** Begin **
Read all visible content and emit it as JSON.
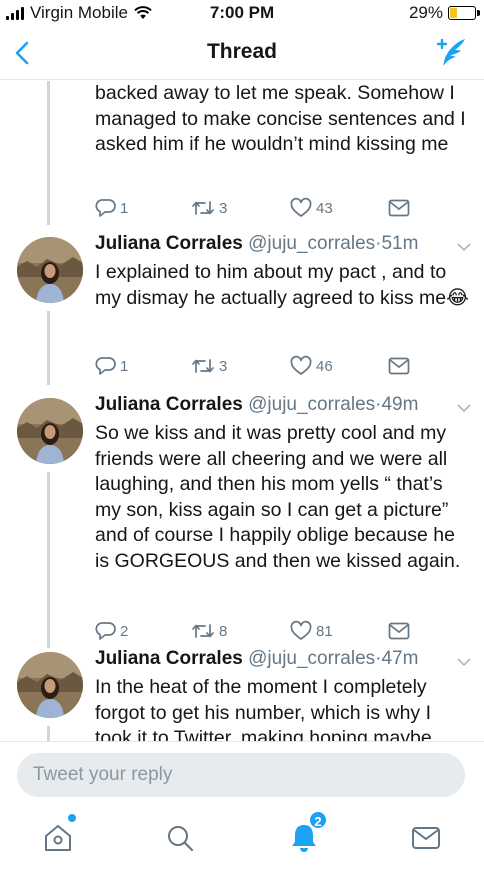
{
  "status_bar": {
    "carrier": "Virgin Mobile",
    "time": "7:00 PM",
    "battery": "29%",
    "battery_level": 0.29
  },
  "nav": {
    "title": "Thread",
    "back_icon": "chevron-left-icon",
    "compose_icon": "compose-tweet-icon"
  },
  "tweets": [
    {
      "text": "backed away to let me speak. Somehow I managed to make concise sentences and I asked him if he wouldn’t mind kissing me",
      "replies": "1",
      "retweets": "3",
      "likes": "43"
    },
    {
      "name": "Juliana Corrales",
      "handle": "@juju_corrales",
      "separator": "·",
      "time": "51m",
      "text": "I explained to him about my pact , and to my dismay he actually agreed to kiss me😂",
      "replies": "1",
      "retweets": "3",
      "likes": "46"
    },
    {
      "name": "Juliana Corrales",
      "handle": "@juju_corrales",
      "separator": "·",
      "time": "49m",
      "text": "So we kiss and it was pretty cool and my friends were all cheering and we were all laughing, and then his mom yells “ that’s my son, kiss again so I can get a picture” and of course I happily oblige because he is GORGEOUS and then we kissed again.",
      "replies": "2",
      "retweets": "8",
      "likes": "81"
    },
    {
      "name": "Juliana Corrales",
      "handle": "@juju_corrales",
      "separator": "·",
      "time": "47m",
      "text": "In the heat of the moment I completely forgot to get his number, which is why I took it to Twitter, making hoping maybe"
    }
  ],
  "reply": {
    "placeholder": "Tweet your reply"
  },
  "tab_bar": {
    "notifications_badge": "2",
    "accent": "#1da1f2"
  }
}
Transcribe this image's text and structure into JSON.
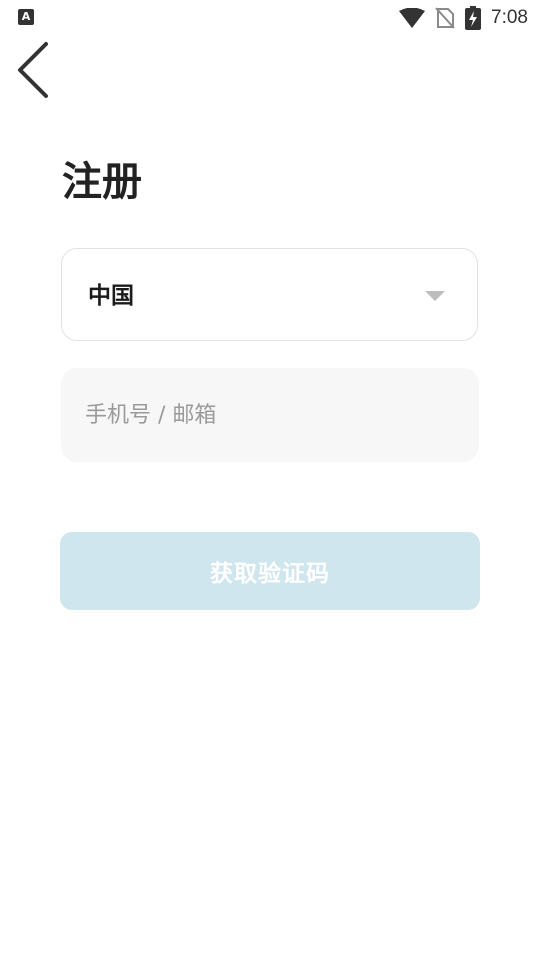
{
  "status_bar": {
    "left_icon_letter": "A",
    "time": "7:08",
    "icons": [
      "wifi-icon",
      "no-sim-icon",
      "battery-charging-icon"
    ]
  },
  "header": {
    "back_icon": "chevron-left-icon"
  },
  "page": {
    "title": "注册"
  },
  "form": {
    "country": {
      "value": "中国",
      "icon": "chevron-down-icon"
    },
    "account": {
      "value": "",
      "placeholder": "手机号 / 邮箱"
    },
    "get_code_label": "获取验证码"
  },
  "colors": {
    "button_disabled_bg": "#cfe6ee",
    "input_bg": "#f7f7f7",
    "select_border": "#e2e2e2",
    "title_text": "#222222"
  }
}
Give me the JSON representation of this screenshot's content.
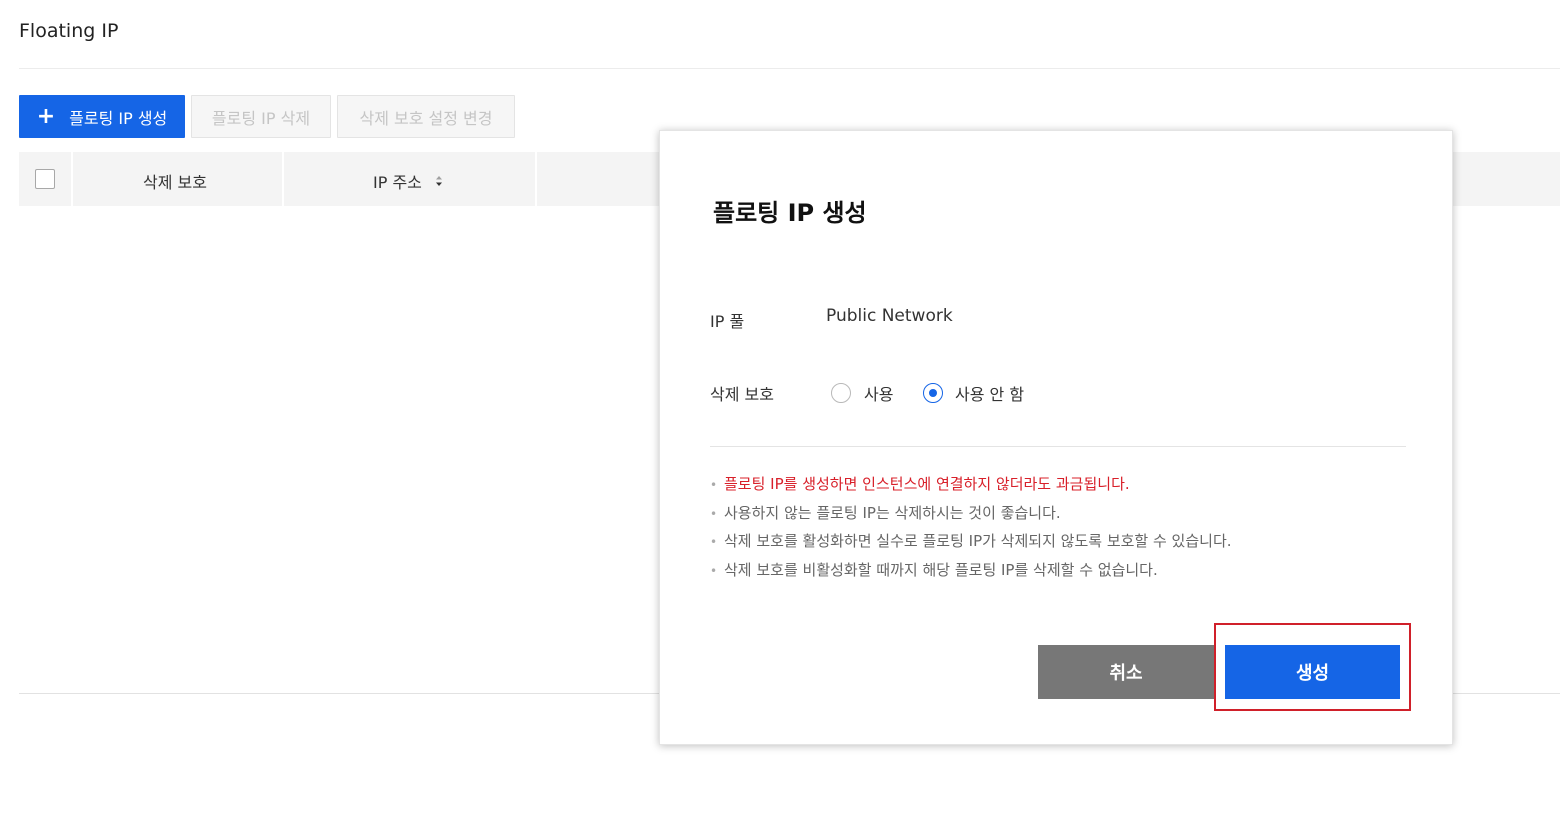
{
  "page": {
    "title": "Floating IP"
  },
  "toolbar": {
    "create_icon": "+",
    "create_label": "플로팅 IP 생성",
    "delete_label": "플로팅 IP 삭제",
    "protection_label": "삭제 보호 설정 변경"
  },
  "table": {
    "columns": [
      {
        "label": "삭제 보호"
      },
      {
        "label": "IP 주소",
        "sortable": true
      }
    ]
  },
  "modal": {
    "title": "플로팅 IP 생성",
    "ip_pool_label": "IP 풀",
    "ip_pool_value": "Public Network",
    "protection_label": "삭제 보호",
    "protection_options": [
      {
        "label": "사용",
        "selected": false
      },
      {
        "label": "사용 안 함",
        "selected": true
      }
    ],
    "notices": [
      "플로팅 IP를 생성하면 인스턴스에 연결하지 않더라도 과금됩니다.",
      "사용하지 않는 플로팅 IP는 삭제하시는 것이 좋습니다.",
      "삭제 보호를 활성화하면 실수로 플로팅 IP가 삭제되지 않도록 보호할 수 있습니다.",
      "삭제 보호를 비활성화할 때까지 해당 플로팅 IP를 삭제할 수 없습니다."
    ],
    "cancel_label": "취소",
    "create_label": "생성"
  },
  "colors": {
    "primary": "#1565e6",
    "warning_text": "#d8202a",
    "cancel_button": "#777777",
    "highlight": "#d0202a"
  },
  "icons": [
    "plus-icon",
    "sort-icon",
    "radio-icon"
  ]
}
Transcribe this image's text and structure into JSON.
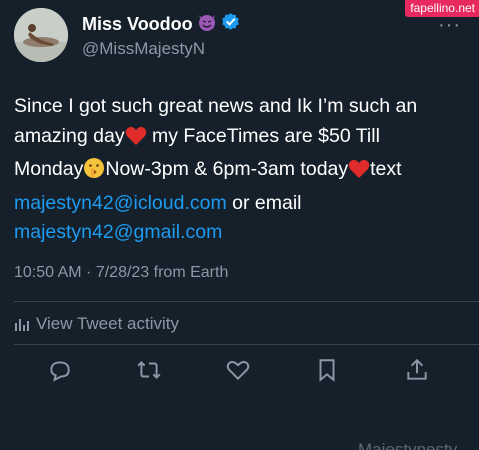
{
  "watermark": "fapellino.net",
  "author": {
    "display_name": "Miss Voodoo",
    "handle": "@MissMajestyN",
    "name_emoji": "smiling-imp-emoji",
    "verified_badge": "verified-badge-icon"
  },
  "tweet": {
    "line1": "Since I got such great news and Ik I’m such an",
    "line2_a": "amazing day",
    "line2_b": " my FaceTimes are $50 Till",
    "line3_a": "Monday",
    "line3_b": "Now-3pm & 6pm-3am today",
    "line3_c": "text",
    "email1": "majestyn42@icloud.com",
    "or_email": " or email",
    "email2": "majestyn42@gmail.com"
  },
  "meta": {
    "timestamp": "10:50 AM · 7/28/23 from Earth"
  },
  "activity": {
    "label": "View Tweet activity"
  },
  "actions": [
    "reply-icon",
    "retweet-icon",
    "like-icon",
    "bookmark-icon",
    "share-icon"
  ],
  "footer_partial": "Majestynesty",
  "colors": {
    "background": "#15202b",
    "link": "#1d9bf0",
    "secondary_text": "#8b98a5",
    "verified": "#1d9bf0",
    "watermark": "#e8295d"
  }
}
** End **
WORK INSTRUCTIONS - Write out each line again precisely as it appears, skipping every picture.

PROBLEM SOLUTION -
Read all visible content and emit it as JSON.
{
  "status_bar": {
    "carrier": "Virgin Mobile",
    "time": "7:00 PM",
    "battery": "29%",
    "battery_level": 0.29
  },
  "nav": {
    "title": "Thread",
    "back_icon": "chevron-left-icon",
    "compose_icon": "compose-tweet-icon"
  },
  "tweets": [
    {
      "text": "backed away to let me speak. Somehow I managed to make concise sentences and I asked him if he wouldn’t mind kissing me",
      "replies": "1",
      "retweets": "3",
      "likes": "43"
    },
    {
      "name": "Juliana Corrales",
      "handle": "@juju_corrales",
      "separator": "·",
      "time": "51m",
      "text": "I explained to him about my pact , and to my dismay he actually agreed to kiss me😂",
      "replies": "1",
      "retweets": "3",
      "likes": "46"
    },
    {
      "name": "Juliana Corrales",
      "handle": "@juju_corrales",
      "separator": "·",
      "time": "49m",
      "text": "So we kiss and it was pretty cool and my friends were all cheering and we were all laughing, and then his mom yells “ that’s my son, kiss again so I can get a picture” and of course I happily oblige because he is GORGEOUS and then we kissed again.",
      "replies": "2",
      "retweets": "8",
      "likes": "81"
    },
    {
      "name": "Juliana Corrales",
      "handle": "@juju_corrales",
      "separator": "·",
      "time": "47m",
      "text": "In the heat of the moment I completely forgot to get his number, which is why I took it to Twitter, making hoping maybe"
    }
  ],
  "reply": {
    "placeholder": "Tweet your reply"
  },
  "tab_bar": {
    "notifications_badge": "2",
    "accent": "#1da1f2"
  }
}
Transcribe this image's text and structure into JSON.
{
  "status_bar": {
    "left_icon_letter": "A",
    "time": "7:08",
    "icons": [
      "wifi-icon",
      "no-sim-icon",
      "battery-charging-icon"
    ]
  },
  "header": {
    "back_icon": "chevron-left-icon"
  },
  "page": {
    "title": "注册"
  },
  "form": {
    "country": {
      "value": "中国",
      "icon": "chevron-down-icon"
    },
    "account": {
      "value": "",
      "placeholder": "手机号 / 邮箱"
    },
    "get_code_label": "获取验证码"
  },
  "colors": {
    "button_disabled_bg": "#cfe6ee",
    "input_bg": "#f7f7f7",
    "select_border": "#e2e2e2",
    "title_text": "#222222"
  }
}
Give me the JSON representation of this screenshot's content.
{
  "page": {
    "title": "Floating IP"
  },
  "toolbar": {
    "create_icon": "+",
    "create_label": "플로팅 IP 생성",
    "delete_label": "플로팅 IP 삭제",
    "protection_label": "삭제 보호 설정 변경"
  },
  "table": {
    "columns": [
      {
        "label": "삭제 보호"
      },
      {
        "label": "IP 주소",
        "sortable": true
      }
    ]
  },
  "modal": {
    "title": "플로팅 IP 생성",
    "ip_pool_label": "IP 풀",
    "ip_pool_value": "Public Network",
    "protection_label": "삭제 보호",
    "protection_options": [
      {
        "label": "사용",
        "selected": false
      },
      {
        "label": "사용 안 함",
        "selected": true
      }
    ],
    "notices": [
      "플로팅 IP를 생성하면 인스턴스에 연결하지 않더라도 과금됩니다.",
      "사용하지 않는 플로팅 IP는 삭제하시는 것이 좋습니다.",
      "삭제 보호를 활성화하면 실수로 플로팅 IP가 삭제되지 않도록 보호할 수 있습니다.",
      "삭제 보호를 비활성화할 때까지 해당 플로팅 IP를 삭제할 수 없습니다."
    ],
    "cancel_label": "취소",
    "create_label": "생성"
  },
  "colors": {
    "primary": "#1565e6",
    "warning_text": "#d8202a",
    "cancel_button": "#777777",
    "highlight": "#d0202a"
  },
  "icons": [
    "plus-icon",
    "sort-icon",
    "radio-icon"
  ]
}
Transcribe this image's text and structure into JSON.
{
  "watermark": "fapellino.net",
  "author": {
    "display_name": "Miss Voodoo",
    "handle": "@MissMajestyN",
    "name_emoji": "smiling-imp-emoji",
    "verified_badge": "verified-badge-icon"
  },
  "tweet": {
    "line1": "Since I got such great news and Ik I’m such an",
    "line2_a": "amazing day",
    "line2_b": " my FaceTimes are $50 Till",
    "line3_a": "Monday",
    "line3_b": "Now-3pm & 6pm-3am today",
    "line3_c": "text",
    "email1": "majestyn42@icloud.com",
    "or_email": " or email",
    "email2": "majestyn42@gmail.com"
  },
  "meta": {
    "timestamp": "10:50 AM · 7/28/23 from Earth"
  },
  "activity": {
    "label": "View Tweet activity"
  },
  "actions": [
    "reply-icon",
    "retweet-icon",
    "like-icon",
    "bookmark-icon",
    "share-icon"
  ],
  "footer_partial": "Majestynesty",
  "colors": {
    "background": "#15202b",
    "link": "#1d9bf0",
    "secondary_text": "#8b98a5",
    "verified": "#1d9bf0",
    "watermark": "#e8295d"
  }
}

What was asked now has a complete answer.